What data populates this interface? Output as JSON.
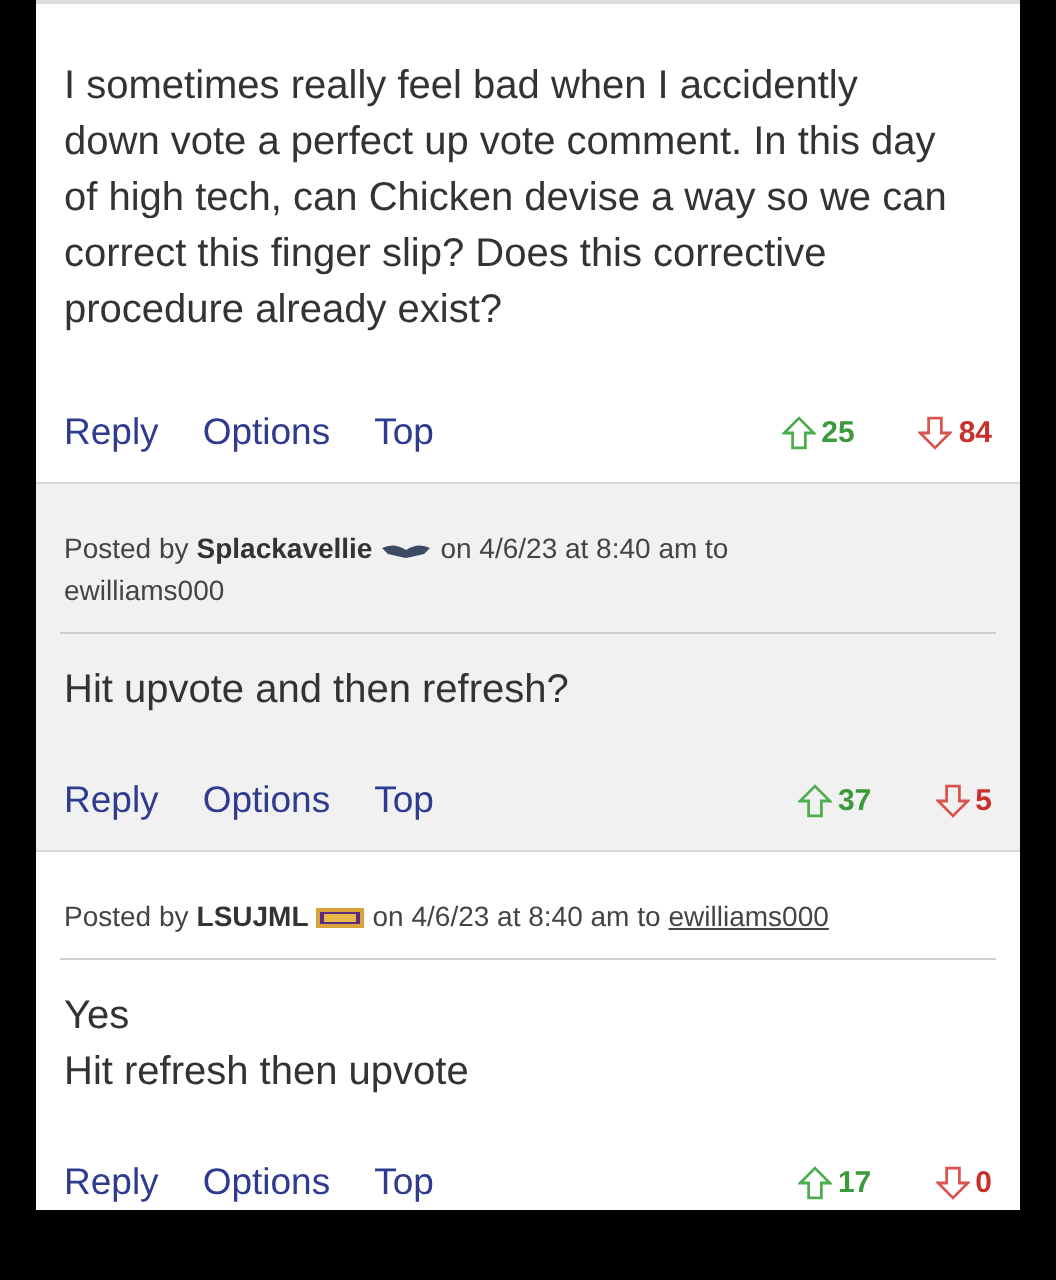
{
  "posts": [
    {
      "shaded": false,
      "body": [
        "I sometimes really feel bad when I accidently down vote a perfect up vote comment. In this day of high tech, can Chicken devise a way so we can correct this finger slip? Does this corrective procedure already exist?"
      ],
      "actions": [
        "Reply",
        "Options",
        "Top"
      ],
      "upvotes": "25",
      "downvotes": "84"
    },
    {
      "shaded": true,
      "header": {
        "prefix": "Posted by",
        "author": "Splackavellie",
        "badge": {
          "kind": "wings"
        },
        "date": "on 4/6/23 at 8:40 am to",
        "reply_to": "ewilliams000",
        "reply_link": false
      },
      "body": [
        "Hit upvote and then refresh?"
      ],
      "actions": [
        "Reply",
        "Options",
        "Top"
      ],
      "upvotes": "37",
      "downvotes": "5"
    },
    {
      "shaded": false,
      "header": {
        "prefix": "Posted by",
        "author": "LSUJML",
        "badge": {
          "kind": "flag"
        },
        "date": "on 4/6/23 at 8:40 am to",
        "reply_to": "ewilliams000",
        "reply_link": true
      },
      "body": [
        "Yes",
        "Hit refresh then upvote"
      ],
      "actions": [
        "Reply",
        "Options",
        "Top"
      ],
      "upvotes": "17",
      "downvotes": "0"
    }
  ]
}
▬▬▬
→ **DIRECTIVE**:
Copy out every line of the listing that includes the string "refresh".

→ **WRITTEN ANSWER**:
        "Hit upvote and then refresh?"
        "Hit refresh then upvote"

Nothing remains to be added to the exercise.